───── Provided entries
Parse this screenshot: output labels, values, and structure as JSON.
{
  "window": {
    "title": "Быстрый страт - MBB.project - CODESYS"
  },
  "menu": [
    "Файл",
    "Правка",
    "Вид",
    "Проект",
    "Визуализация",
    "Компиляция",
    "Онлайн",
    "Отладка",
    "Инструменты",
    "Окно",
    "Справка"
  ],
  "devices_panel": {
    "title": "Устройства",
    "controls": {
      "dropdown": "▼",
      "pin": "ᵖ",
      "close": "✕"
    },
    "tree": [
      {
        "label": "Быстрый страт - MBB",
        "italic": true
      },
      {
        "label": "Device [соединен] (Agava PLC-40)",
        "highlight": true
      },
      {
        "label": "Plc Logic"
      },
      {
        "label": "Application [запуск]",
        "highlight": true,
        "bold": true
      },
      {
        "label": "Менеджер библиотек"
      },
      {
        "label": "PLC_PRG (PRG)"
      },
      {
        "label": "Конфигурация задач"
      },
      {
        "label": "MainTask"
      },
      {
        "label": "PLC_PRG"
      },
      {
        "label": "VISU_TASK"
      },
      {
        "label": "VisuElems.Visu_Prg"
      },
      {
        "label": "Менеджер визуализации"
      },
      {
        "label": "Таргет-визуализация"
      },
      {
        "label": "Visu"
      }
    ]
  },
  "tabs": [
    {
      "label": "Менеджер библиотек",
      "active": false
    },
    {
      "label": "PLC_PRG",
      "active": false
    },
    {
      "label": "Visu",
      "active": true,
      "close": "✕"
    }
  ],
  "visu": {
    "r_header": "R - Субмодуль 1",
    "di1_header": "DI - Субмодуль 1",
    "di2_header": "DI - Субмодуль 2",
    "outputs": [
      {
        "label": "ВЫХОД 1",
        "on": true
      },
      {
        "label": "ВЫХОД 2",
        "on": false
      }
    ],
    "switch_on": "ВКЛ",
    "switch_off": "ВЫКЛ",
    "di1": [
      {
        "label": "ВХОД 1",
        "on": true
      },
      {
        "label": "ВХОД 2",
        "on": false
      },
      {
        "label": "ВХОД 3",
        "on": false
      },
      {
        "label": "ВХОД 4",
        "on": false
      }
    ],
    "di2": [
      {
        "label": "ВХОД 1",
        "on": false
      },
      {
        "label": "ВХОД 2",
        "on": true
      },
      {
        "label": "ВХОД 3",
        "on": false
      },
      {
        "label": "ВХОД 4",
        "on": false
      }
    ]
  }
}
──────────
— Task description —
Extract every line containing the string "true" from the data above.

— Full response —
        "italic": true
        "highlight": true
        "highlight": true,
        "bold": true
      "active": true,
        "on": true
        "on": true
        "on": true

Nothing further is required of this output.